Exercise objective:
Copy each line of the entries beneath that contains the word "color".
---
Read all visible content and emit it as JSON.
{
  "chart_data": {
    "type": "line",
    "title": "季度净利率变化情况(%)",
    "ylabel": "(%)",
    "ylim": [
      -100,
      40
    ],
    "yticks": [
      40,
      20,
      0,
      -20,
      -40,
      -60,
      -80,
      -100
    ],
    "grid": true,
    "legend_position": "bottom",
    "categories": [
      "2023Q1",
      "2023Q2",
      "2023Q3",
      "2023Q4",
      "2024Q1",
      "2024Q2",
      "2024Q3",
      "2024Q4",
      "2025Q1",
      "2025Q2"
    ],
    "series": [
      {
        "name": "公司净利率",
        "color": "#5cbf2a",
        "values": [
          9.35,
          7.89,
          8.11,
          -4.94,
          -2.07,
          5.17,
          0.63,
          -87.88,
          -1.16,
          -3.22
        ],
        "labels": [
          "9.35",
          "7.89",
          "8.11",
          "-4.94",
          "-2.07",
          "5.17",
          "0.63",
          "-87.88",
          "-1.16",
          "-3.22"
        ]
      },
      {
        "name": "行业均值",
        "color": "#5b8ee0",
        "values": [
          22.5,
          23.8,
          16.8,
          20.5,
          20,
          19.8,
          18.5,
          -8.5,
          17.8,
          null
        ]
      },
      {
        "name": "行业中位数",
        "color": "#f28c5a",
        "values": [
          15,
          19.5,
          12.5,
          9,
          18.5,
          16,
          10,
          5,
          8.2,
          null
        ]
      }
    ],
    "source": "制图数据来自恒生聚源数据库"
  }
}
---
Task output:
        "color": "#5cbf2a",
        "color": "#5b8ee0",
        "color": "#f28c5a",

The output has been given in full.